[Start DATA PROVIDED]

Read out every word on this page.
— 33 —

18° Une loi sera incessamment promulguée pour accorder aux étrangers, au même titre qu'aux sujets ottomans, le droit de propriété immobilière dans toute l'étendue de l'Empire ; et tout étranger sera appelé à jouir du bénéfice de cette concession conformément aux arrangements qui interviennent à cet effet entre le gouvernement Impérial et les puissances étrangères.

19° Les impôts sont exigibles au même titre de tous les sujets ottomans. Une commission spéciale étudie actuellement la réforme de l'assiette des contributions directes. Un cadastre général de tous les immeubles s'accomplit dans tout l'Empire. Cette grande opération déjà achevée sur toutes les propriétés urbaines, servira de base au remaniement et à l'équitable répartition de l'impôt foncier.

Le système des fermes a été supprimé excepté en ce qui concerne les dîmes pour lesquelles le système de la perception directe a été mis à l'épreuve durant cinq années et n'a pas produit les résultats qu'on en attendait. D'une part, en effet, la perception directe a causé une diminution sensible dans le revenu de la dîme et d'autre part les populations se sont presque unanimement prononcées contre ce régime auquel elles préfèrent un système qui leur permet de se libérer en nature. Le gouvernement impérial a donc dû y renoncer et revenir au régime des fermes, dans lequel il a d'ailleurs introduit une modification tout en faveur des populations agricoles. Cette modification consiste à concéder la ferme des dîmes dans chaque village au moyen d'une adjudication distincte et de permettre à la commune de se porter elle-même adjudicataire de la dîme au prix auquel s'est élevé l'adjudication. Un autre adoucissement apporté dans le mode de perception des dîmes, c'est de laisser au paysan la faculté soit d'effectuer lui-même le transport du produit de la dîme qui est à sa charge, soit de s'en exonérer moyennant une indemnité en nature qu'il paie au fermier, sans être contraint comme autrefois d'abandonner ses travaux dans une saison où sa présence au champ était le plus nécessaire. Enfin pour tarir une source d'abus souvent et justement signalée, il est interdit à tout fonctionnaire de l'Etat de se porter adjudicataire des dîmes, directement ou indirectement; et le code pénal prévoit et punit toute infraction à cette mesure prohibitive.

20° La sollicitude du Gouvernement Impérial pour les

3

[End DATA PROVIDED]

(REQUEST): Every line above should be printed again exactly as it stands.

(RESULT OF THIS EXERCISE):
Read out every word on this page.
— 33 —

18° Une loi sera incessamment promulguée pour accorder aux étrangers, au même titre qu'aux sujets ottomans, le droit de propriété immobilière dans toute l'étendue de l'Empire ; et tout étranger sera appelé à jouir du bénéfice de cette concession conformément aux arrangements qui interviennent à cet effet entre le gouvernement Impérial et les puissances étrangères.

19° Les impôts sont exigibles au même titre de tous les sujets ottomans. Une commission spéciale étudie actuellement la réforme de l'assiette des contributions directes. Un cadastre général de tous les immeubles s'accomplit dans tout l'Empire. Cette grande opération déjà achevée sur toutes les propriétés urbaines, servira de base au remaniement et à l'équitable répartition de l'impôt foncier.

Le système des fermes a été supprimé excepté en ce qui concerne les dîmes pour lesquelles le système de la perception directe a été mis à l'épreuve durant cinq années et n'a pas produit les résultats qu'on en attendait. D'une part, en effet, la perception directe a causé une diminution sensible dans le revenu de la dîme et d'autre part les populations se sont presque unanimement prononcées contre ce régime auquel elles préfèrent un système qui leur permet de se libérer en nature. Le gouvernement impérial a donc dû y renoncer et revenir au régime des fermes, dans lequel il a d'ailleurs introduit une modification tout en faveur des populations agricoles. Cette modification consiste à concéder la ferme des dîmes dans chaque village au moyen d'une adjudication distincte et de permettre à la commune de se porter elle-même adjudicataire de la dîme au prix auquel s'est élevé l'adjudication. Un autre adoucissement apporté dans le mode de perception des dîmes, c'est de laisser au paysan la faculté soit d'effectuer lui-même le transport du produit de la dîme qui est à sa charge, soit de s'en exonérer moyennant une indemnité en nature qu'il paie au fermier, sans être contraint comme autrefois d'abandonner ses travaux dans une saison où sa présence au champ était le plus nécessaire. Enfin pour tarir une source d'abus souvent et justement signalée, il est interdit à tout fonctionnaire de l'Etat de se porter adjudicataire des dîmes, directement ou indirectement; et le code pénal prévoit et punit toute infraction à cette mesure prohibitive.

20° La sollicitude du Gouvernement Impérial pour les

3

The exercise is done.